**Dataset records**
###

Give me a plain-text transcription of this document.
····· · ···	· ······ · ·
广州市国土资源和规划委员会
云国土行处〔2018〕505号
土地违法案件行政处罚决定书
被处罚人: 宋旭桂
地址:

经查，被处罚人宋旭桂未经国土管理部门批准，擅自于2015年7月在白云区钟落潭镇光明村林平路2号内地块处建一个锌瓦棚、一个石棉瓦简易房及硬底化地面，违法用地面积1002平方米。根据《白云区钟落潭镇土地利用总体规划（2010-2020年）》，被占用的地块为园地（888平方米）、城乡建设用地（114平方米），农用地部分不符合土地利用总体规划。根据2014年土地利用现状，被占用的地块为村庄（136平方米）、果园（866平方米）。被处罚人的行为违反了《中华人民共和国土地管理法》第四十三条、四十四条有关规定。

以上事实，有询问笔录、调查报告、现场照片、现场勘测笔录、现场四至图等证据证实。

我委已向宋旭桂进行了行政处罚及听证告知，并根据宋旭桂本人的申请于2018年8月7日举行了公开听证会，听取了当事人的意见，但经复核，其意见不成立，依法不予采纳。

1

###

**Given exercise**
Exactly as they are written, print the entries again.

**Solution for this task**
Give me a plain-text transcription of this document.
····· · ···	· ······ · ·
广州市国土资源和规划委员会
云国土行处〔2018〕505号
土地违法案件行政处罚决定书
被处罚人: 宋旭桂
地址:

经查，被处罚人宋旭桂未经国土管理部门批准，擅自于2015年7月在白云区钟落潭镇光明村林平路2号内地块处建一个锌瓦棚、一个石棉瓦简易房及硬底化地面，违法用地面积1002平方米。根据《白云区钟落潭镇土地利用总体规划（2010-2020年）》，被占用的地块为园地（888平方米）、城乡建设用地（114平方米），农用地部分不符合土地利用总体规划。根据2014年土地利用现状，被占用的地块为村庄（136平方米）、果园（866平方米）。被处罚人的行为违反了《中华人民共和国土地管理法》第四十三条、四十四条有关规定。

以上事实，有询问笔录、调查报告、现场照片、现场勘测笔录、现场四至图等证据证实。

我委已向宋旭桂进行了行政处罚及听证告知，并根据宋旭桂本人的申请于2018年8月7日举行了公开听证会，听取了当事人的意见，但经复核，其意见不成立，依法不予采纳。

1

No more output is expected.